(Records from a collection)

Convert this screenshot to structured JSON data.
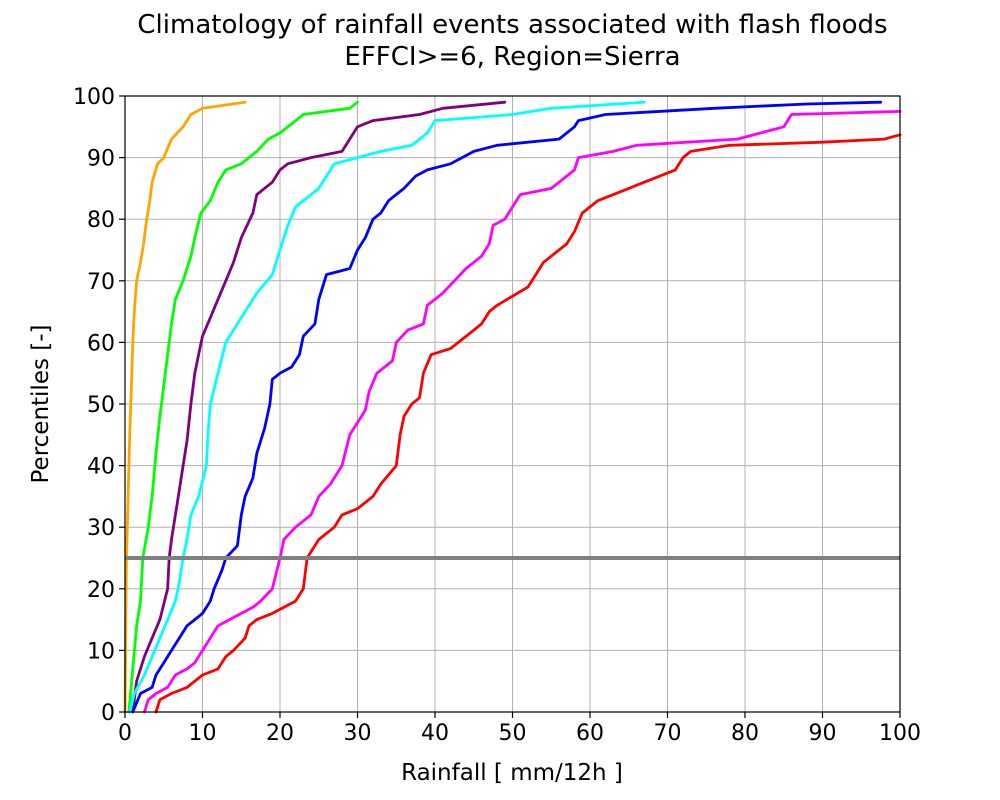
{
  "chart_data": {
    "type": "line",
    "title": "Climatology of rainfall events associated with flash floods",
    "subtitle": "EFFCI>=6, Region=Sierra",
    "xlabel": "Rainfall [ mm/12h ]",
    "ylabel": "Percentiles [-]",
    "xlim": [
      0,
      100
    ],
    "ylim": [
      0,
      100
    ],
    "xticks": [
      0,
      10,
      20,
      30,
      40,
      50,
      60,
      70,
      80,
      90,
      100
    ],
    "yticks": [
      0,
      10,
      20,
      30,
      40,
      50,
      60,
      70,
      80,
      90,
      100
    ],
    "grid": true,
    "reference_line": {
      "y": 25,
      "color": "#808080"
    },
    "series": [
      {
        "color": "#FFA500",
        "points": [
          [
            0.0,
            0
          ],
          [
            0.1,
            15
          ],
          [
            0.2,
            25
          ],
          [
            0.4,
            35
          ],
          [
            0.6,
            45
          ],
          [
            0.8,
            52
          ],
          [
            1.0,
            60
          ],
          [
            1.2,
            65
          ],
          [
            1.5,
            70
          ],
          [
            2.0,
            73
          ],
          [
            2.4,
            76
          ],
          [
            2.8,
            80
          ],
          [
            3.2,
            83
          ],
          [
            3.5,
            86
          ],
          [
            4.2,
            89
          ],
          [
            5.0,
            90
          ],
          [
            6.0,
            93
          ],
          [
            7.5,
            95
          ],
          [
            8.5,
            97
          ],
          [
            10.0,
            98
          ],
          [
            15.5,
            99
          ]
        ]
      },
      {
        "color": "#00FF00",
        "points": [
          [
            0.5,
            0
          ],
          [
            1.0,
            7
          ],
          [
            1.5,
            14
          ],
          [
            2.0,
            18
          ],
          [
            2.3,
            25
          ],
          [
            3.0,
            30
          ],
          [
            3.5,
            35
          ],
          [
            4.0,
            42
          ],
          [
            4.5,
            48
          ],
          [
            5.0,
            53
          ],
          [
            5.5,
            58
          ],
          [
            6.0,
            63
          ],
          [
            6.5,
            67
          ],
          [
            7.5,
            70
          ],
          [
            8.5,
            74
          ],
          [
            9.0,
            77
          ],
          [
            9.8,
            81
          ],
          [
            11.0,
            83
          ],
          [
            12.0,
            86
          ],
          [
            13.0,
            88
          ],
          [
            15.0,
            89
          ],
          [
            17.0,
            91
          ],
          [
            18.5,
            93
          ],
          [
            20.0,
            94
          ],
          [
            23.0,
            97
          ],
          [
            29.0,
            98
          ],
          [
            30.0,
            99
          ]
        ]
      },
      {
        "color": "#800080",
        "points": [
          [
            1.0,
            0
          ],
          [
            1.5,
            5
          ],
          [
            2.5,
            9
          ],
          [
            3.5,
            12
          ],
          [
            4.5,
            15
          ],
          [
            5.5,
            20
          ],
          [
            5.7,
            25
          ],
          [
            6.0,
            28
          ],
          [
            6.5,
            32
          ],
          [
            7.0,
            36
          ],
          [
            7.5,
            40
          ],
          [
            8.0,
            44
          ],
          [
            8.5,
            50
          ],
          [
            9.0,
            55
          ],
          [
            9.5,
            58
          ],
          [
            10.0,
            61
          ],
          [
            11.0,
            64
          ],
          [
            12.0,
            67
          ],
          [
            13.0,
            70
          ],
          [
            14.0,
            73
          ],
          [
            15.0,
            77
          ],
          [
            16.5,
            81
          ],
          [
            17.0,
            84
          ],
          [
            19.0,
            86
          ],
          [
            20.0,
            88
          ],
          [
            21.0,
            89
          ],
          [
            24.0,
            90
          ],
          [
            28.0,
            91
          ],
          [
            30.0,
            95
          ],
          [
            32.0,
            96
          ],
          [
            38.0,
            97
          ],
          [
            41.0,
            98
          ],
          [
            49.0,
            99
          ]
        ]
      },
      {
        "color": "#00FFFF",
        "points": [
          [
            0.6,
            0
          ],
          [
            1.2,
            3
          ],
          [
            2.5,
            6
          ],
          [
            3.5,
            9
          ],
          [
            4.5,
            12
          ],
          [
            5.5,
            15
          ],
          [
            6.5,
            18
          ],
          [
            7.0,
            21
          ],
          [
            7.5,
            25
          ],
          [
            8.0,
            28
          ],
          [
            8.5,
            32
          ],
          [
            9.5,
            35
          ],
          [
            10.5,
            40
          ],
          [
            10.7,
            45
          ],
          [
            11.0,
            50
          ],
          [
            12.0,
            55
          ],
          [
            13.0,
            60
          ],
          [
            14.0,
            62
          ],
          [
            15.5,
            65
          ],
          [
            17.0,
            68
          ],
          [
            19.0,
            71
          ],
          [
            20.0,
            75
          ],
          [
            21.0,
            79
          ],
          [
            22.0,
            82
          ],
          [
            25.0,
            85
          ],
          [
            27.0,
            89
          ],
          [
            30.0,
            90
          ],
          [
            33.0,
            91
          ],
          [
            37.0,
            92
          ],
          [
            39.0,
            94
          ],
          [
            40.0,
            96
          ],
          [
            45.0,
            96.5
          ],
          [
            50.0,
            97
          ],
          [
            55.0,
            98
          ],
          [
            67.0,
            99
          ]
        ]
      },
      {
        "color": "#0000FF",
        "points": [
          [
            1.0,
            0
          ],
          [
            2.0,
            3
          ],
          [
            3.5,
            4
          ],
          [
            4.0,
            6
          ],
          [
            5.0,
            8
          ],
          [
            6.0,
            10
          ],
          [
            7.0,
            12
          ],
          [
            8.0,
            14
          ],
          [
            9.0,
            15
          ],
          [
            10.0,
            16
          ],
          [
            11.0,
            18
          ],
          [
            11.5,
            20
          ],
          [
            12.5,
            23
          ],
          [
            13.0,
            25
          ],
          [
            14.5,
            27
          ],
          [
            15.0,
            32
          ],
          [
            15.5,
            35
          ],
          [
            16.5,
            38
          ],
          [
            17.0,
            42
          ],
          [
            18.0,
            46
          ],
          [
            18.7,
            50
          ],
          [
            19.0,
            54
          ],
          [
            20.0,
            55
          ],
          [
            21.5,
            56
          ],
          [
            22.5,
            58
          ],
          [
            23.0,
            61
          ],
          [
            24.5,
            63
          ],
          [
            25.0,
            67
          ],
          [
            26.0,
            71
          ],
          [
            29.0,
            72
          ],
          [
            30.0,
            75
          ],
          [
            31.0,
            77
          ],
          [
            32.0,
            80
          ],
          [
            33.0,
            81
          ],
          [
            34.0,
            83
          ],
          [
            36.0,
            85
          ],
          [
            37.5,
            87
          ],
          [
            39.0,
            88
          ],
          [
            42.0,
            89
          ],
          [
            45.0,
            91
          ],
          [
            48.0,
            92
          ],
          [
            56.0,
            93
          ],
          [
            58.0,
            95
          ],
          [
            58.5,
            96
          ],
          [
            62.0,
            97
          ],
          [
            76.0,
            98
          ],
          [
            88.0,
            98.7
          ],
          [
            97.5,
            99
          ]
        ]
      },
      {
        "color": "#FF00FF",
        "points": [
          [
            2.5,
            0
          ],
          [
            3.0,
            2
          ],
          [
            4.0,
            3
          ],
          [
            5.5,
            4
          ],
          [
            6.5,
            6
          ],
          [
            8.0,
            7
          ],
          [
            9.0,
            8
          ],
          [
            10.0,
            10
          ],
          [
            11.0,
            12
          ],
          [
            12.0,
            14
          ],
          [
            13.5,
            15
          ],
          [
            15.0,
            16
          ],
          [
            16.5,
            17
          ],
          [
            17.5,
            18
          ],
          [
            19.0,
            20
          ],
          [
            20.0,
            25
          ],
          [
            20.5,
            28
          ],
          [
            22.0,
            30
          ],
          [
            24.0,
            32
          ],
          [
            25.0,
            35
          ],
          [
            26.5,
            37
          ],
          [
            28.0,
            40
          ],
          [
            29.0,
            45
          ],
          [
            31.0,
            49
          ],
          [
            31.5,
            52
          ],
          [
            32.5,
            55
          ],
          [
            34.5,
            57
          ],
          [
            35.0,
            60
          ],
          [
            36.5,
            62
          ],
          [
            38.5,
            63
          ],
          [
            39.0,
            66
          ],
          [
            41.0,
            68
          ],
          [
            42.5,
            70
          ],
          [
            44.0,
            72
          ],
          [
            46.0,
            74
          ],
          [
            47.0,
            76
          ],
          [
            47.5,
            79
          ],
          [
            49.0,
            80
          ],
          [
            50.0,
            82
          ],
          [
            51.0,
            84
          ],
          [
            55.0,
            85
          ],
          [
            57.0,
            87
          ],
          [
            58.0,
            88
          ],
          [
            58.5,
            90
          ],
          [
            63.0,
            91
          ],
          [
            66.0,
            92
          ],
          [
            79.0,
            93
          ],
          [
            82.0,
            94
          ],
          [
            85.0,
            95
          ],
          [
            86.0,
            97
          ],
          [
            100.0,
            97.5
          ]
        ]
      },
      {
        "color": "#FF0000",
        "points": [
          [
            4.0,
            0
          ],
          [
            4.5,
            2
          ],
          [
            6.0,
            3
          ],
          [
            8.0,
            4
          ],
          [
            10.0,
            6
          ],
          [
            12.0,
            7
          ],
          [
            13.0,
            9
          ],
          [
            14.0,
            10
          ],
          [
            15.5,
            12
          ],
          [
            16.0,
            14
          ],
          [
            17.0,
            15
          ],
          [
            19.0,
            16
          ],
          [
            22.0,
            18
          ],
          [
            23.0,
            20
          ],
          [
            23.5,
            25
          ],
          [
            25.0,
            28
          ],
          [
            27.0,
            30
          ],
          [
            28.0,
            32
          ],
          [
            30.0,
            33
          ],
          [
            32.0,
            35
          ],
          [
            33.0,
            37
          ],
          [
            35.0,
            40
          ],
          [
            35.5,
            45
          ],
          [
            36.0,
            48
          ],
          [
            37.0,
            50
          ],
          [
            38.0,
            51
          ],
          [
            38.5,
            55
          ],
          [
            39.5,
            58
          ],
          [
            42.0,
            59
          ],
          [
            45.0,
            62
          ],
          [
            46.0,
            63
          ],
          [
            47.0,
            65
          ],
          [
            48.0,
            66
          ],
          [
            52.0,
            69
          ],
          [
            53.0,
            71
          ],
          [
            54.0,
            73
          ],
          [
            56.0,
            75
          ],
          [
            57.0,
            76
          ],
          [
            58.0,
            78
          ],
          [
            59.0,
            81
          ],
          [
            60.0,
            82
          ],
          [
            61.0,
            83
          ],
          [
            65.0,
            85
          ],
          [
            67.0,
            86
          ],
          [
            69.0,
            87
          ],
          [
            71.0,
            88
          ],
          [
            72.0,
            90
          ],
          [
            73.0,
            91
          ],
          [
            78.0,
            92
          ],
          [
            90.0,
            92.5
          ],
          [
            98.0,
            93
          ],
          [
            100.0,
            93.7
          ]
        ]
      }
    ]
  }
}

- [TASK BRIEF]
Locate each line with the word "color" and copy it.

- [TASK RESPONSE]
      "color": "#808080"
        "color": "#FFA500",
        "color": "#00FF00",
        "color": "#800080",
        "color": "#00FFFF",
        "color": "#0000FF",
        "color": "#FF00FF",
        "color": "#FF0000",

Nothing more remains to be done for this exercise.